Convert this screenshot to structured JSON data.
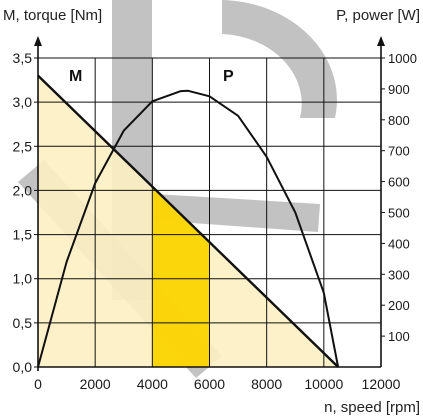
{
  "chart_data": {
    "type": "line",
    "title": "",
    "xlabel": "n, speed [rpm]",
    "ylabel_left": "M, torque [Nm]",
    "ylabel_right": "P, power [W]",
    "xlim": [
      0,
      12000
    ],
    "ylim_left": [
      0,
      3.5
    ],
    "ylim_right": [
      0,
      1000
    ],
    "grid": true,
    "x_ticks": [
      "0",
      "2000",
      "4000",
      "6000",
      "8000",
      "10000",
      "12000"
    ],
    "y_left_ticks": [
      "0,0",
      "0,5",
      "1,0",
      "1,5",
      "2,0",
      "2,5",
      "3,0",
      "3,5"
    ],
    "y_right_ticks": [
      "100",
      "200",
      "300",
      "400",
      "500",
      "600",
      "700",
      "800",
      "900",
      "1000"
    ],
    "series": [
      {
        "name": "M",
        "axis": "left",
        "x": [
          0,
          10500
        ],
        "y": [
          3.3,
          0
        ]
      },
      {
        "name": "P",
        "axis": "right",
        "x": [
          0,
          1000,
          2000,
          3000,
          4000,
          5000,
          5250,
          6000,
          7000,
          8000,
          9000,
          10000,
          10500
        ],
        "y": [
          0,
          340,
          595,
          765,
          860,
          893,
          894,
          876,
          813,
          680,
          500,
          240,
          0
        ]
      }
    ],
    "shaded_regions": [
      {
        "x_from": 0,
        "x_to": 10500,
        "under": "M",
        "color": "#fdefc4"
      },
      {
        "x_from": 4000,
        "x_to": 6000,
        "under": "M",
        "color": "#fbd400"
      }
    ],
    "colors": {
      "curves": "#111111",
      "grid": "#111111",
      "light_fill": "#fdefc4",
      "highlight_fill": "#fbd400",
      "watermark": "#a8a8a8"
    }
  }
}
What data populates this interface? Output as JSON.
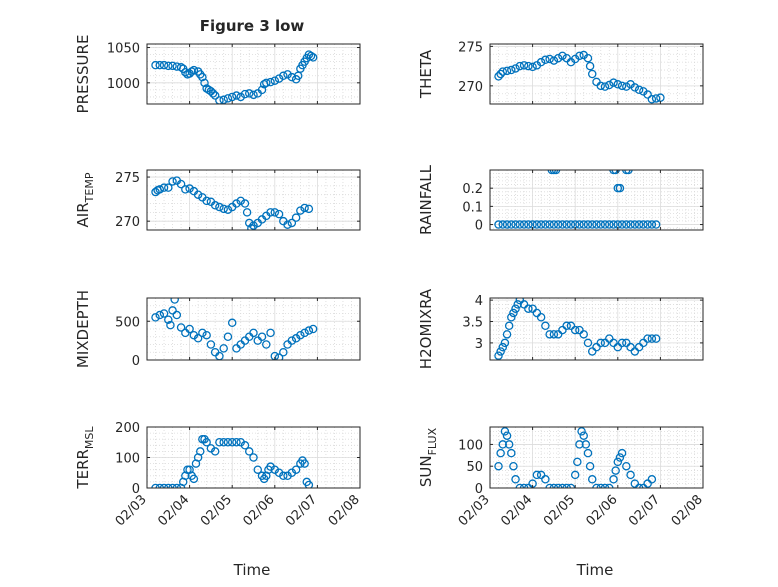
{
  "figure": {
    "title": "Figure 3 low",
    "xlabel": "Time",
    "marker_color": "#0072BD"
  },
  "chart_data": [
    {
      "type": "scatter",
      "name": "pressure-panel",
      "ylabel": "PRESSURE",
      "ylabel_sub": "",
      "xlim": [
        0,
        5
      ],
      "ylim": [
        970,
        1055
      ],
      "yticks": [
        1000,
        1050
      ],
      "xticks": [
        0,
        1,
        2,
        3,
        4,
        5
      ],
      "xticklabels": [],
      "x": [
        0.2,
        0.3,
        0.4,
        0.5,
        0.6,
        0.7,
        0.8,
        0.85,
        0.9,
        0.95,
        1.0,
        1.05,
        1.1,
        1.2,
        1.25,
        1.3,
        1.35,
        1.4,
        1.45,
        1.5,
        1.55,
        1.6,
        1.7,
        1.8,
        1.9,
        2.0,
        2.1,
        2.2,
        2.3,
        2.4,
        2.5,
        2.6,
        2.7,
        2.75,
        2.8,
        2.9,
        3.0,
        3.1,
        3.2,
        3.3,
        3.4,
        3.5,
        3.55,
        3.6,
        3.65,
        3.7,
        3.75,
        3.8,
        3.85,
        3.9
      ],
      "y": [
        1025,
        1025,
        1025,
        1024,
        1024,
        1023,
        1022,
        1020,
        1015,
        1012,
        1013,
        1016,
        1018,
        1016,
        1012,
        1008,
        1000,
        992,
        990,
        988,
        985,
        982,
        975,
        976,
        978,
        980,
        982,
        980,
        984,
        985,
        983,
        985,
        990,
        998,
        1000,
        1001,
        1003,
        1006,
        1010,
        1012,
        1008,
        1005,
        1010,
        1020,
        1025,
        1030,
        1035,
        1040,
        1038,
        1036
      ]
    },
    {
      "type": "scatter",
      "name": "theta-panel",
      "ylabel": "THETA",
      "ylabel_sub": "",
      "xlim": [
        0,
        5
      ],
      "ylim": [
        267.7,
        275.3
      ],
      "yticks": [
        270,
        275
      ],
      "xticks": [
        0,
        1,
        2,
        3,
        4,
        5
      ],
      "xticklabels": [],
      "x": [
        0.2,
        0.25,
        0.3,
        0.4,
        0.5,
        0.6,
        0.7,
        0.8,
        0.9,
        1.0,
        1.1,
        1.2,
        1.3,
        1.4,
        1.5,
        1.6,
        1.7,
        1.8,
        1.9,
        2.0,
        2.1,
        2.2,
        2.3,
        2.35,
        2.4,
        2.5,
        2.6,
        2.7,
        2.8,
        2.9,
        3.0,
        3.1,
        3.2,
        3.3,
        3.4,
        3.5,
        3.6,
        3.7,
        3.8,
        3.9,
        4.0
      ],
      "y": [
        271.2,
        271.5,
        271.8,
        271.9,
        272.0,
        272.2,
        272.5,
        272.6,
        272.5,
        272.4,
        272.6,
        273.0,
        273.3,
        273.4,
        273.2,
        273.5,
        273.8,
        273.5,
        273.0,
        273.4,
        273.8,
        273.9,
        273.5,
        272.5,
        271.5,
        270.5,
        270.0,
        269.9,
        270.1,
        270.4,
        270.2,
        270.0,
        269.9,
        270.2,
        269.8,
        269.5,
        269.3,
        268.9,
        268.3,
        268.4,
        268.5
      ]
    },
    {
      "type": "scatter",
      "name": "air-temp-panel",
      "ylabel": "AIR",
      "ylabel_sub": "TEMP",
      "xlim": [
        0,
        5
      ],
      "ylim": [
        269,
        275.8
      ],
      "yticks": [
        270,
        275
      ],
      "xticks": [
        0,
        1,
        2,
        3,
        4,
        5
      ],
      "xticklabels": [],
      "x": [
        0.2,
        0.25,
        0.3,
        0.4,
        0.5,
        0.6,
        0.7,
        0.8,
        0.9,
        1.0,
        1.1,
        1.2,
        1.3,
        1.4,
        1.5,
        1.6,
        1.7,
        1.8,
        1.9,
        2.0,
        2.1,
        2.2,
        2.3,
        2.35,
        2.4,
        2.45,
        2.5,
        2.6,
        2.7,
        2.8,
        2.9,
        3.0,
        3.1,
        3.2,
        3.3,
        3.4,
        3.5,
        3.6,
        3.7,
        3.8
      ],
      "y": [
        273.3,
        273.5,
        273.6,
        273.8,
        273.8,
        274.5,
        274.6,
        274.2,
        273.6,
        273.7,
        273.4,
        273.0,
        272.7,
        272.3,
        272.2,
        271.8,
        271.6,
        271.4,
        271.3,
        271.6,
        272.0,
        272.3,
        272.0,
        271.0,
        269.8,
        269.2,
        269.5,
        269.8,
        270.2,
        270.6,
        271.0,
        271.0,
        270.8,
        270.0,
        269.6,
        269.8,
        270.4,
        271.2,
        271.5,
        271.4
      ]
    },
    {
      "type": "scatter",
      "name": "rainfall-panel",
      "ylabel": "RAINFALL",
      "ylabel_sub": "",
      "xlim": [
        0,
        5
      ],
      "ylim": [
        -0.03,
        0.3
      ],
      "yticks": [
        0,
        0.1,
        0.2
      ],
      "xticks": [
        0,
        1,
        2,
        3,
        4,
        5
      ],
      "xticklabels": [],
      "x": [
        0.2,
        0.3,
        0.4,
        0.5,
        0.6,
        0.7,
        0.8,
        0.9,
        1.0,
        1.1,
        1.2,
        1.3,
        1.4,
        1.5,
        1.6,
        1.7,
        1.8,
        1.9,
        2.0,
        2.1,
        2.2,
        2.3,
        2.4,
        2.5,
        2.6,
        2.7,
        2.8,
        2.9,
        3.0,
        3.1,
        3.2,
        3.3,
        3.4,
        3.5,
        3.6,
        3.7,
        3.8,
        3.9,
        1.45,
        1.5,
        1.55,
        2.9,
        2.95,
        3.0,
        3.05,
        3.2,
        3.25
      ],
      "y": [
        0,
        0,
        0,
        0,
        0,
        0,
        0,
        0,
        0,
        0,
        0,
        0,
        0,
        0,
        0,
        0,
        0,
        0,
        0,
        0,
        0,
        0,
        0,
        0,
        0,
        0,
        0,
        0,
        0,
        0,
        0,
        0,
        0,
        0,
        0,
        0,
        0,
        0,
        0.3,
        0.3,
        0.3,
        0.3,
        0.3,
        0.2,
        0.2,
        0.3,
        0.3
      ]
    },
    {
      "type": "scatter",
      "name": "mixdepth-panel",
      "ylabel": "MIXDEPTH",
      "ylabel_sub": "",
      "xlim": [
        0,
        5
      ],
      "ylim": [
        0,
        800
      ],
      "yticks": [
        0,
        500
      ],
      "xticks": [
        0,
        1,
        2,
        3,
        4,
        5
      ],
      "xticklabels": [],
      "x": [
        0.2,
        0.3,
        0.4,
        0.5,
        0.55,
        0.6,
        0.65,
        0.7,
        0.8,
        0.9,
        1.0,
        1.1,
        1.2,
        1.3,
        1.4,
        1.5,
        1.6,
        1.7,
        1.8,
        1.9,
        2.0,
        2.1,
        2.2,
        2.3,
        2.4,
        2.5,
        2.6,
        2.7,
        2.8,
        2.9,
        3.0,
        3.1,
        3.2,
        3.3,
        3.4,
        3.5,
        3.6,
        3.7,
        3.8,
        3.9
      ],
      "y": [
        550,
        580,
        600,
        520,
        450,
        640,
        780,
        580,
        420,
        350,
        400,
        320,
        280,
        350,
        320,
        200,
        100,
        50,
        150,
        300,
        480,
        150,
        200,
        250,
        300,
        350,
        250,
        300,
        200,
        350,
        50,
        30,
        100,
        200,
        250,
        280,
        320,
        350,
        380,
        400
      ]
    },
    {
      "type": "scatter",
      "name": "h2omixra-panel",
      "ylabel": "H2OMIXRA",
      "ylabel_sub": "",
      "xlim": [
        0,
        5
      ],
      "ylim": [
        2.6,
        4.05
      ],
      "yticks": [
        3,
        3.5,
        4
      ],
      "xticks": [
        0,
        1,
        2,
        3,
        4,
        5
      ],
      "xticklabels": [],
      "x": [
        0.2,
        0.25,
        0.3,
        0.35,
        0.4,
        0.45,
        0.5,
        0.55,
        0.6,
        0.65,
        0.7,
        0.8,
        0.9,
        1.0,
        1.1,
        1.2,
        1.3,
        1.4,
        1.5,
        1.6,
        1.7,
        1.8,
        1.9,
        2.0,
        2.1,
        2.2,
        2.3,
        2.4,
        2.5,
        2.6,
        2.7,
        2.8,
        2.9,
        3.0,
        3.1,
        3.2,
        3.3,
        3.4,
        3.5,
        3.6,
        3.7,
        3.8,
        3.9
      ],
      "y": [
        2.7,
        2.8,
        2.9,
        3.0,
        3.2,
        3.4,
        3.6,
        3.7,
        3.8,
        3.9,
        4.0,
        3.9,
        3.8,
        3.8,
        3.7,
        3.6,
        3.4,
        3.2,
        3.2,
        3.2,
        3.3,
        3.4,
        3.4,
        3.3,
        3.3,
        3.2,
        3.0,
        2.8,
        2.9,
        3.0,
        3.0,
        3.1,
        3.0,
        2.9,
        3.0,
        3.0,
        2.9,
        2.8,
        2.9,
        3.0,
        3.1,
        3.1,
        3.1
      ]
    },
    {
      "type": "scatter",
      "name": "terr-msl-panel",
      "ylabel": "TERR",
      "ylabel_sub": "MSL",
      "xlim": [
        0,
        5
      ],
      "ylim": [
        0,
        200
      ],
      "yticks": [
        0,
        100,
        200
      ],
      "xticks": [
        0,
        1,
        2,
        3,
        4,
        5
      ],
      "xticklabels": [
        "02/03",
        "02/04",
        "02/05",
        "02/06",
        "02/07",
        "02/08"
      ],
      "x": [
        0.2,
        0.3,
        0.4,
        0.5,
        0.6,
        0.7,
        0.8,
        0.85,
        0.9,
        0.95,
        1.0,
        1.05,
        1.1,
        1.15,
        1.2,
        1.25,
        1.3,
        1.35,
        1.4,
        1.5,
        1.6,
        1.7,
        1.8,
        1.9,
        2.0,
        2.1,
        2.2,
        2.3,
        2.4,
        2.5,
        2.6,
        2.7,
        2.75,
        2.8,
        2.85,
        2.9,
        3.0,
        3.1,
        3.2,
        3.3,
        3.4,
        3.5,
        3.6,
        3.65,
        3.7,
        3.75,
        3.8
      ],
      "y": [
        0,
        0,
        0,
        0,
        0,
        0,
        0,
        20,
        40,
        60,
        60,
        40,
        30,
        80,
        100,
        120,
        160,
        160,
        150,
        130,
        120,
        150,
        150,
        150,
        150,
        150,
        150,
        140,
        120,
        100,
        60,
        40,
        30,
        40,
        60,
        70,
        60,
        50,
        40,
        40,
        50,
        60,
        80,
        90,
        80,
        20,
        10
      ]
    },
    {
      "type": "scatter",
      "name": "sun-flux-panel",
      "ylabel": "SUN",
      "ylabel_sub": "FLUX",
      "xlim": [
        0,
        5
      ],
      "ylim": [
        0,
        140
      ],
      "yticks": [
        0,
        50,
        100
      ],
      "xticks": [
        0,
        1,
        2,
        3,
        4,
        5
      ],
      "xticklabels": [
        "02/03",
        "02/04",
        "02/05",
        "02/06",
        "02/07",
        "02/08"
      ],
      "x": [
        0.2,
        0.25,
        0.3,
        0.35,
        0.4,
        0.45,
        0.5,
        0.55,
        0.6,
        0.7,
        0.8,
        0.9,
        1.0,
        1.1,
        1.2,
        1.3,
        1.4,
        1.5,
        1.6,
        1.7,
        1.8,
        1.9,
        2.0,
        2.05,
        2.1,
        2.15,
        2.2,
        2.25,
        2.3,
        2.35,
        2.4,
        2.5,
        2.6,
        2.7,
        2.8,
        2.9,
        2.95,
        3.0,
        3.05,
        3.1,
        3.2,
        3.3,
        3.4,
        3.5,
        3.6,
        3.7,
        3.8
      ],
      "y": [
        50,
        80,
        100,
        130,
        120,
        100,
        80,
        50,
        20,
        0,
        0,
        0,
        10,
        30,
        30,
        20,
        0,
        0,
        0,
        0,
        0,
        0,
        30,
        60,
        100,
        130,
        120,
        100,
        80,
        50,
        20,
        0,
        0,
        0,
        0,
        20,
        40,
        60,
        70,
        80,
        50,
        30,
        10,
        0,
        0,
        10,
        20
      ]
    }
  ]
}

-- Exercise description --
Provide the number of lines in these entries that hold the word "this", without any accompanying text.

-- Correct response --
2